TASK STATEMENT: Reproduce every line of the entries below without changing a single character.

╭─ EXTRACTED ENTRIES

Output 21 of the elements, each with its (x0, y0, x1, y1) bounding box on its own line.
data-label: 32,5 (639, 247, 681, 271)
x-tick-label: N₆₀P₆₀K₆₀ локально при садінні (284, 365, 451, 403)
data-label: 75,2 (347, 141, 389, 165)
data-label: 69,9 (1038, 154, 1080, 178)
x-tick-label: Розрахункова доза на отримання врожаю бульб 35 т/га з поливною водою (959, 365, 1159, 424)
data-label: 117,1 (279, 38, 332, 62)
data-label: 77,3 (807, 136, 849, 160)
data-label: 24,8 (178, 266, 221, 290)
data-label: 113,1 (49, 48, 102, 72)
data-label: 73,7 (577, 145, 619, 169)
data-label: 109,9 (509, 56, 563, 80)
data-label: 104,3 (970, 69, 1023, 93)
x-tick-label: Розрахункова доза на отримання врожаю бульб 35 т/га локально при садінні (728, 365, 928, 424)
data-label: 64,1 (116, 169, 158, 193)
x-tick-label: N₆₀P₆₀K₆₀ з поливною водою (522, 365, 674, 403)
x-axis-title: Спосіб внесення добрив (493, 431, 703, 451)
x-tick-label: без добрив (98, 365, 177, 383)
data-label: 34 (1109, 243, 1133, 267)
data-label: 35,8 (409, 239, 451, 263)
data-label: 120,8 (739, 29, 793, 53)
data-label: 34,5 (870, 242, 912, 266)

╰─

SOLUTION TO THIS EXERCISE:
Output 21 of the elements, each with its (x0, y0, x1, y1) bounding box on its own line.
data-label: 32,5 (639, 247, 681, 271)
x-tick-label: N₆₀P₆₀K₆₀ локально при садінні (284, 365, 451, 403)
data-label: 75,2 (347, 141, 389, 165)
data-label: 69,9 (1038, 154, 1080, 178)
x-tick-label: Розрахункова доза на отримання врожаю бульб 35 т/га з поливною водою (959, 365, 1159, 424)
data-label: 117,1 (279, 38, 332, 62)
data-label: 77,3 (807, 136, 849, 160)
data-label: 24,8 (178, 266, 221, 290)
data-label: 113,1 (49, 48, 102, 72)
data-label: 73,7 (577, 145, 619, 169)
data-label: 109,9 (509, 56, 563, 80)
data-label: 104,3 (970, 69, 1023, 93)
x-tick-label: Розрахункова доза на отримання врожаю бульб 35 т/га локально при садінні (728, 365, 928, 424)
data-label: 64,1 (116, 169, 158, 193)
x-tick-label: N₆₀P₆₀K₆₀ з поливною водою (522, 365, 674, 403)
x-axis-title: Спосіб внесення добрив (493, 431, 703, 451)
x-tick-label: без добрив (98, 365, 177, 383)
data-label: 34 (1109, 243, 1133, 267)
data-label: 35,8 (409, 239, 451, 263)
data-label: 120,8 (739, 29, 793, 53)
data-label: 34,5 (870, 242, 912, 266)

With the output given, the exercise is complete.